### Requirement
Start at the line that has "plot-number-200: 200 bbox=[363, 179, 375, 186]" and stop after the line that has "callout-tail bbox=[281, 204, 292, 215]". Write out only those lines of the data, changing "callout-tail" to "callout-pointer" and keeping everything else the same.
========================
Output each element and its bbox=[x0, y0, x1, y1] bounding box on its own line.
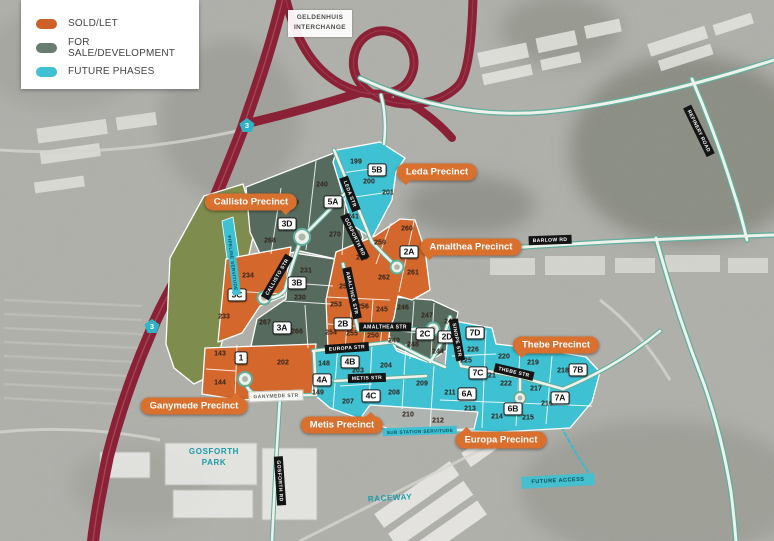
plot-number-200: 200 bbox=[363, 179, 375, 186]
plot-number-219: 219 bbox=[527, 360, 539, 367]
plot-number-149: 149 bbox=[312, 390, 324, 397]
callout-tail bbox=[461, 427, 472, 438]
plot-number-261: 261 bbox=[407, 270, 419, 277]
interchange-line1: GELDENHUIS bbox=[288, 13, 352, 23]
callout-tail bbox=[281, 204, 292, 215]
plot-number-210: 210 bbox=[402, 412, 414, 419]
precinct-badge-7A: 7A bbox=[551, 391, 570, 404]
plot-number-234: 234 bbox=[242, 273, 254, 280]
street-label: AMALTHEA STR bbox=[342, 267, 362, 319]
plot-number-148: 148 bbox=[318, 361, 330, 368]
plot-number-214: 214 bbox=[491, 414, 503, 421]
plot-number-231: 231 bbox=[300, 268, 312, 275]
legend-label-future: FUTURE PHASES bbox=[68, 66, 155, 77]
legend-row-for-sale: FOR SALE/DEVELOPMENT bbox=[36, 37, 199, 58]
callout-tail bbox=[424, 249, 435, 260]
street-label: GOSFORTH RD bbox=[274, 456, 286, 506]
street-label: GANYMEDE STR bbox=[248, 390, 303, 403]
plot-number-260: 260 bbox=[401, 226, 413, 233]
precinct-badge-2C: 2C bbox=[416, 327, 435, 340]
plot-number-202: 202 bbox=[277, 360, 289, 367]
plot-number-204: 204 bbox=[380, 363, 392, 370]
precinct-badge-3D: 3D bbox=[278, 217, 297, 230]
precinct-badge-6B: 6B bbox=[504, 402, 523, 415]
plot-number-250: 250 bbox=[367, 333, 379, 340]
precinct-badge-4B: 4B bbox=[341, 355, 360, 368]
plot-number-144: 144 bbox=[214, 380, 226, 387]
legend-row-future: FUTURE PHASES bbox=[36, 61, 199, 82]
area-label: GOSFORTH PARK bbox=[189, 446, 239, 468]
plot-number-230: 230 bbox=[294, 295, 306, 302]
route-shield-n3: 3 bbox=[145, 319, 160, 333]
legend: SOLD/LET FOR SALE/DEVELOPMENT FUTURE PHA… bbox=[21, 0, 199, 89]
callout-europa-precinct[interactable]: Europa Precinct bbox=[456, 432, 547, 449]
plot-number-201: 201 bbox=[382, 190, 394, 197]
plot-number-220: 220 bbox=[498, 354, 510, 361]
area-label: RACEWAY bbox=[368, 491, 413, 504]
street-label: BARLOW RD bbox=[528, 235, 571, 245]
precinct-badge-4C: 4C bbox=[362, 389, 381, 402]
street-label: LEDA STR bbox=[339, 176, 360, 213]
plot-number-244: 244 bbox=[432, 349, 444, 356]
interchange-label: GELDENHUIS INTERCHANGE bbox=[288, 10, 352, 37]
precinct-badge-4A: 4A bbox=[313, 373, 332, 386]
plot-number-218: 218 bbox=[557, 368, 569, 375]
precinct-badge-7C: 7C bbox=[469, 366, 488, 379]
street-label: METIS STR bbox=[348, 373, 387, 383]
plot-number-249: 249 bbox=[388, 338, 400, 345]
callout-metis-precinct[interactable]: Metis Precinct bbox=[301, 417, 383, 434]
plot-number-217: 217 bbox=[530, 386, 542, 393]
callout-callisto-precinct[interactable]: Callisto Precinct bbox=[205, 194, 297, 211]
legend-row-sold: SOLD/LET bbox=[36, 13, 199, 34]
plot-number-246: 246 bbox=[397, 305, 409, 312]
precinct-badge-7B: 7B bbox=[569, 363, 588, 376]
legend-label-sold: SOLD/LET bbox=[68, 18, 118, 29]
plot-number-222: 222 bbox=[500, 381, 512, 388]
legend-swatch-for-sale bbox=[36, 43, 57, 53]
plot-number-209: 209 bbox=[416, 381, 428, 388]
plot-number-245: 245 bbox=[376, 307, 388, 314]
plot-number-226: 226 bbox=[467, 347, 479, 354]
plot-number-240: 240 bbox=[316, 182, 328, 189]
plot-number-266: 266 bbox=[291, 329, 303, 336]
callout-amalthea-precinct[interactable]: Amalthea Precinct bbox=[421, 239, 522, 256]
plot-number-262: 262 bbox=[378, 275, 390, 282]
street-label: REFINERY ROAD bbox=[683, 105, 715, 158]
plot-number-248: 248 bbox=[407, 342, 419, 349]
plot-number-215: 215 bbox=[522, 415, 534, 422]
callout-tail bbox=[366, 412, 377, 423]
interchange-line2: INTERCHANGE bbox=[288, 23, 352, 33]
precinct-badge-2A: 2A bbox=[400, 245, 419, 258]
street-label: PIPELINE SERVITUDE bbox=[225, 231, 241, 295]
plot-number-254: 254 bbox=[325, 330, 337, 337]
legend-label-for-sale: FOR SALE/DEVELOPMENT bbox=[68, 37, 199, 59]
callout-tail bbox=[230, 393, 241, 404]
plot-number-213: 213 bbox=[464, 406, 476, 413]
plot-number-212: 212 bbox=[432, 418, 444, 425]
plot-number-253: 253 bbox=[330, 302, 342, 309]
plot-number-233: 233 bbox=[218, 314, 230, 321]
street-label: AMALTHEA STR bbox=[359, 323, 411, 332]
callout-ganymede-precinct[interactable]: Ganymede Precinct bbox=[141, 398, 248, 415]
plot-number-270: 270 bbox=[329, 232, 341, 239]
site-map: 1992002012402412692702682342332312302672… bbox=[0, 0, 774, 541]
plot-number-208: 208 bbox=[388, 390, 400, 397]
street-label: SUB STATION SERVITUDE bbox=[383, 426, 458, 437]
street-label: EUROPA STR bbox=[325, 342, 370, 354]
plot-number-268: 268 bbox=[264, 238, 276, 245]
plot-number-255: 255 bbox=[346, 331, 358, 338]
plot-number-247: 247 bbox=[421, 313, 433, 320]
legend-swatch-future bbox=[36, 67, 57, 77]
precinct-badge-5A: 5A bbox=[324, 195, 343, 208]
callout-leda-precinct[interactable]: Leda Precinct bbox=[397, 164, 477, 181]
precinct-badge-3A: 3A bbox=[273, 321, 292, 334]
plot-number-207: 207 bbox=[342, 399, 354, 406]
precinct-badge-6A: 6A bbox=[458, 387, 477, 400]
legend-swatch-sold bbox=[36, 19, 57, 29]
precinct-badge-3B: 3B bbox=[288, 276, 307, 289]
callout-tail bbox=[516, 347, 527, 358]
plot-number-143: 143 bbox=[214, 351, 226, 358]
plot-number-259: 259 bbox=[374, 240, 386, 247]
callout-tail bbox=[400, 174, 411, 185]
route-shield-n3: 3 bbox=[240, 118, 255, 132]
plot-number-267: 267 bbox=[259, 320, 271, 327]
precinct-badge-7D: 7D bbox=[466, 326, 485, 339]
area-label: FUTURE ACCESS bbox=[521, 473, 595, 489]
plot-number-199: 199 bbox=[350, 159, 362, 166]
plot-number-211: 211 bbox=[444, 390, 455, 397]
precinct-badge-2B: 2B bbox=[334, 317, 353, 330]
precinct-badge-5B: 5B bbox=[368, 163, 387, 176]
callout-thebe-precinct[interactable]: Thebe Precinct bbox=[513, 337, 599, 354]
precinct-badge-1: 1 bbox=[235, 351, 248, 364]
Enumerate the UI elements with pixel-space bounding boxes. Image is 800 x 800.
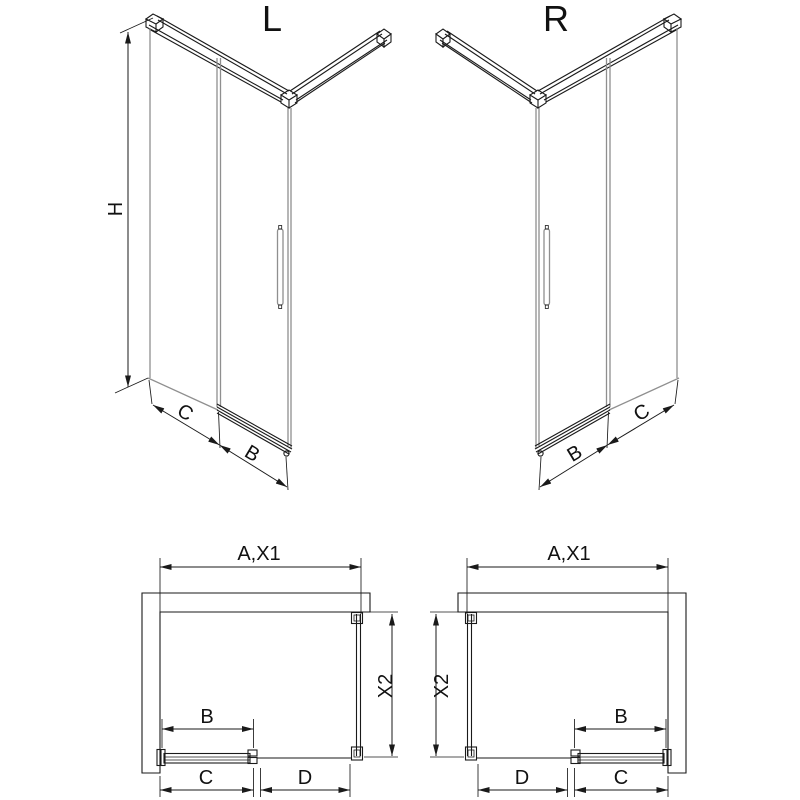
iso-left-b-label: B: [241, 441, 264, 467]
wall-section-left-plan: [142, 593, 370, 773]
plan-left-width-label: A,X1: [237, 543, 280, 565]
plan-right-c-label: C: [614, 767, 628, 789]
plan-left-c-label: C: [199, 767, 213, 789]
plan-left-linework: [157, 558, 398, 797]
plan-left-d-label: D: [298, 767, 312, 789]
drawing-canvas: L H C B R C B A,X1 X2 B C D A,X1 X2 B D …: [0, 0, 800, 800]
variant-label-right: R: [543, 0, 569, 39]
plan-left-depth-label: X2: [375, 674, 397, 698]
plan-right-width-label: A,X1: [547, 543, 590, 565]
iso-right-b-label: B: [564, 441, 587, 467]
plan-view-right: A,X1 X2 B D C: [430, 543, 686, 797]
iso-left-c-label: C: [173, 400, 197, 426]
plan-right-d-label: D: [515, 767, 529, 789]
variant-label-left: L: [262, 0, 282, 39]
========================
### Correct output
plot-number-200: 200 bbox=[363, 179, 375, 186]
plot-number-219: 219 bbox=[527, 360, 539, 367]
plot-number-149: 149 bbox=[312, 390, 324, 397]
callout-pointer bbox=[461, 427, 472, 438]
plot-number-261: 261 bbox=[407, 270, 419, 277]
interchange-line1: GELDENHUIS bbox=[288, 13, 352, 23]
callout-pointer bbox=[281, 204, 292, 215]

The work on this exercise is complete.